Dataset records
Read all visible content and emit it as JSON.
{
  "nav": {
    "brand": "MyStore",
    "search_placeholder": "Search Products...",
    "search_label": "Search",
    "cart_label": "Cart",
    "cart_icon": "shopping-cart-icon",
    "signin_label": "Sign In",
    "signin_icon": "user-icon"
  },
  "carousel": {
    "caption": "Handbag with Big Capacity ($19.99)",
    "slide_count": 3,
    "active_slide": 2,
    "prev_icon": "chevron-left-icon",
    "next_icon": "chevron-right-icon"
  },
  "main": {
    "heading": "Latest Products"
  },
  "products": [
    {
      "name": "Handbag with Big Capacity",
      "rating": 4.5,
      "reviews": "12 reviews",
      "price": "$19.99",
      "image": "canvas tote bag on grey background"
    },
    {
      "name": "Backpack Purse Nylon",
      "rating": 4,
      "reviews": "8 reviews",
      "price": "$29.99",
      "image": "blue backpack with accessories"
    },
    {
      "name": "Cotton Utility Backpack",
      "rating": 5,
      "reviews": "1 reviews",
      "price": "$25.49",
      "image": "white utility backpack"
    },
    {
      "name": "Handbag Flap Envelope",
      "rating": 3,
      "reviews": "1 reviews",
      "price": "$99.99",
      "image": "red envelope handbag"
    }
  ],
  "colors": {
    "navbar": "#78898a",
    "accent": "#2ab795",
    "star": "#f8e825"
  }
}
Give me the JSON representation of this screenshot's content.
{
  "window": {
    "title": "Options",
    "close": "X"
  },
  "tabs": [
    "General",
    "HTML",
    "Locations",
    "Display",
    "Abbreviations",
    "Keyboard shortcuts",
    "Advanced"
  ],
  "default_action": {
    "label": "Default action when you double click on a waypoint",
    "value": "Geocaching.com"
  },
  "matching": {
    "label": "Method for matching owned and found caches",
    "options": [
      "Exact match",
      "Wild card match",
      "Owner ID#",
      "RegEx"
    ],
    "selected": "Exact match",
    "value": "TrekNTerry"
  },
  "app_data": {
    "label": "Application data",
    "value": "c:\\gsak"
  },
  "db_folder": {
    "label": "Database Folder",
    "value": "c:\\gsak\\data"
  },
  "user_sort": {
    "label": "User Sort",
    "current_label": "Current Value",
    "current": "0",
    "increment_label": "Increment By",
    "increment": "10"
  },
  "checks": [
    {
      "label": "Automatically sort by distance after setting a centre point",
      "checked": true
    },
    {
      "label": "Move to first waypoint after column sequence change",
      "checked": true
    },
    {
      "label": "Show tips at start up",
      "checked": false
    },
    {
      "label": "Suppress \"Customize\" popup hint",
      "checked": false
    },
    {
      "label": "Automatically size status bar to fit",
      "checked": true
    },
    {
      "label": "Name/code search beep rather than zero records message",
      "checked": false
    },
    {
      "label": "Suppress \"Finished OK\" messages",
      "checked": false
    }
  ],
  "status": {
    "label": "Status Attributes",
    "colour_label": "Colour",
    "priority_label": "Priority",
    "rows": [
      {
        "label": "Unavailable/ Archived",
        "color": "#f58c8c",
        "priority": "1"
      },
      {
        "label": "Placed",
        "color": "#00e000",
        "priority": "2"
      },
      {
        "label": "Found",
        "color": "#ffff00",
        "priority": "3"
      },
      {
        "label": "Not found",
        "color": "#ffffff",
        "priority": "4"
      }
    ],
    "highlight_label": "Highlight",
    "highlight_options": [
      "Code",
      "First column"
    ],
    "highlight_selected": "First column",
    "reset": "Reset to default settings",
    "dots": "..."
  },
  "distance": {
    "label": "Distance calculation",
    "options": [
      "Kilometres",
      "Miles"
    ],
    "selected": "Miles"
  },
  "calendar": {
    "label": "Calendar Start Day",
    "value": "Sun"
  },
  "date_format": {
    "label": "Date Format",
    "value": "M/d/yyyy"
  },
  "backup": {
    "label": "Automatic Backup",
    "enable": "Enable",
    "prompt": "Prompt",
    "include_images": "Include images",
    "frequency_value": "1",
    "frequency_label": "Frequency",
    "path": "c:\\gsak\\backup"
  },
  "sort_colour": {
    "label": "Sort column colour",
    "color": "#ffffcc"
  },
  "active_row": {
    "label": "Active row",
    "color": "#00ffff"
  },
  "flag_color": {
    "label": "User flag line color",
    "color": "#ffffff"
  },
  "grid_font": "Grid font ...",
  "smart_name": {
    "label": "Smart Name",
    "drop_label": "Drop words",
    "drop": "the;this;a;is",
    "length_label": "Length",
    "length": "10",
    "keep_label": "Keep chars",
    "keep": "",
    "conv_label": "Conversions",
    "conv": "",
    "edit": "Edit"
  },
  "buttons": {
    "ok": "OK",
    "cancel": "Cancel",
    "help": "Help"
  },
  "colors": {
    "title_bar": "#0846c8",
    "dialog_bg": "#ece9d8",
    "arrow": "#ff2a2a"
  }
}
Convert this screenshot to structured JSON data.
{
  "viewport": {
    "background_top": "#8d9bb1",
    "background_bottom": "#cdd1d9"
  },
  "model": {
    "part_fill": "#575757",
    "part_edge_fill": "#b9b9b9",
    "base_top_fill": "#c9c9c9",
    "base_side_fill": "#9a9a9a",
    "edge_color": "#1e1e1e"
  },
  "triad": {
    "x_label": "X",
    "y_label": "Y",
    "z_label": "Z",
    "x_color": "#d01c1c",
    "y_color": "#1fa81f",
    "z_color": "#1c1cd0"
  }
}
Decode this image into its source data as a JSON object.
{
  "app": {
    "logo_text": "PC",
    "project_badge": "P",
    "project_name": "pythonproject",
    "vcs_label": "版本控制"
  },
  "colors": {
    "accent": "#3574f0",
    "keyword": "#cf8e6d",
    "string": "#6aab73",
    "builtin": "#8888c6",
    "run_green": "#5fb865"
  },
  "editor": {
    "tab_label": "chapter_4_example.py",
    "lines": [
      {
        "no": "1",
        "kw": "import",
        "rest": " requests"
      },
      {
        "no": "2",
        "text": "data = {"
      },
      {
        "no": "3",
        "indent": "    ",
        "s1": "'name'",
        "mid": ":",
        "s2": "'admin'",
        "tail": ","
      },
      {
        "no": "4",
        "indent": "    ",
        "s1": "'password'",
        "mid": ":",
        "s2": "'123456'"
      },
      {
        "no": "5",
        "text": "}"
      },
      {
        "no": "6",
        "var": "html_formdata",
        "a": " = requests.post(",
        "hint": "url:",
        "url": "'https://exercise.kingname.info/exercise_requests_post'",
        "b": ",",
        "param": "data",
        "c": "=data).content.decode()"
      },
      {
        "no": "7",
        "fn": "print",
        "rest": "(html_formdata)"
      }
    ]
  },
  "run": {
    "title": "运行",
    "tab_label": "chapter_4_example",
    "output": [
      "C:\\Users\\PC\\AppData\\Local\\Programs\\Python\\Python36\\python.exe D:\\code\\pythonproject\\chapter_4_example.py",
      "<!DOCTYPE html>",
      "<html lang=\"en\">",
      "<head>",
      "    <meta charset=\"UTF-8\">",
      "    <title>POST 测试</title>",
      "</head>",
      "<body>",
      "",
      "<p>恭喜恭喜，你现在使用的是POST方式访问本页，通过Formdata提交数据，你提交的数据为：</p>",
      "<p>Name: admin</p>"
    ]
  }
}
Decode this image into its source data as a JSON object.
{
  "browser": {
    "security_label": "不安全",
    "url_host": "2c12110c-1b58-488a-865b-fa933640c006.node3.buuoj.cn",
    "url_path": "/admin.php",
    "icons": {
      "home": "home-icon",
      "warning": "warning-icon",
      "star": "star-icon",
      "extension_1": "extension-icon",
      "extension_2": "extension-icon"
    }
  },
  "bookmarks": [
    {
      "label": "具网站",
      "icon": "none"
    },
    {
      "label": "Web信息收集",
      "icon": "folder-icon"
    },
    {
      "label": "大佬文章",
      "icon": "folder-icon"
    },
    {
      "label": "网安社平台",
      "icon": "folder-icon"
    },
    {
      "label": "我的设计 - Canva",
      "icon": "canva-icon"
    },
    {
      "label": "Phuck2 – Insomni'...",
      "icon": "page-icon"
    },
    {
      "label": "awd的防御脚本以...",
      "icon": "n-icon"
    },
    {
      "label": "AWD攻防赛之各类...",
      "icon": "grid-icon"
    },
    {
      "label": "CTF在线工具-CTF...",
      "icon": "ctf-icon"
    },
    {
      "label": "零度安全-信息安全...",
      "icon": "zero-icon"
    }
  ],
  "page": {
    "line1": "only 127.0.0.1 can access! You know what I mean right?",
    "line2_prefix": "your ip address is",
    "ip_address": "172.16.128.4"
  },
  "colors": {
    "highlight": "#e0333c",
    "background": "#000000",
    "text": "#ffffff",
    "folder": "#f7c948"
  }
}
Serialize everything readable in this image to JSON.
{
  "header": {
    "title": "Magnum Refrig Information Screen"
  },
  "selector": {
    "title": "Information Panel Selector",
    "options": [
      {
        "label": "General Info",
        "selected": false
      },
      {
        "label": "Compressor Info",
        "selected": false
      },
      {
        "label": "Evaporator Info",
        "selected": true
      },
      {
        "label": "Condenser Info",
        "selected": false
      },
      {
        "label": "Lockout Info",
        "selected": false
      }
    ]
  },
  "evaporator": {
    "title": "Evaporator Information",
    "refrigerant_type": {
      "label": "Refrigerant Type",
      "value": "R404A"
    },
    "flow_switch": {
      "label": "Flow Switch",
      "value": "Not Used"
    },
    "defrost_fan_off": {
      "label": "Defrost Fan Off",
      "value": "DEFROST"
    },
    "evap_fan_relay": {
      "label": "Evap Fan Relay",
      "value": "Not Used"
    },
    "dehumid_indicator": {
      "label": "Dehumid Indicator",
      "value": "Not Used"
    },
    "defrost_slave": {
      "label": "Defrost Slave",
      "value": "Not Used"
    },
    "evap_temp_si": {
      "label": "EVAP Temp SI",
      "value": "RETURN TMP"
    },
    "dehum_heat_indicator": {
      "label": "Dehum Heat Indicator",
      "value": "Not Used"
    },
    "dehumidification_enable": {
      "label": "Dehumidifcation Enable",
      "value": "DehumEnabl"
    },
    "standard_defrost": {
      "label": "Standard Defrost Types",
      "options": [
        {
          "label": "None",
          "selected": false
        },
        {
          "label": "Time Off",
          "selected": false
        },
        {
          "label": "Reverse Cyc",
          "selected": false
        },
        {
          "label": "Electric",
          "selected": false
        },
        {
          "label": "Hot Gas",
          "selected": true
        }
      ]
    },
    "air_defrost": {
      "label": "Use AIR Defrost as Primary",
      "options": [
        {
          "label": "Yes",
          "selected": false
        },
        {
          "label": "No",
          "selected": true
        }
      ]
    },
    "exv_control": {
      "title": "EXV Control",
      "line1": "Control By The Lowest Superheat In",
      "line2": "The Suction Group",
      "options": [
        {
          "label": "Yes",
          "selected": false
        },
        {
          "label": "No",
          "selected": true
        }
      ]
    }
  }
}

• PROBLEM
In how many lines of the data does the string "admin" appear? Give only the number.

• EXERCISE SOLUTION
3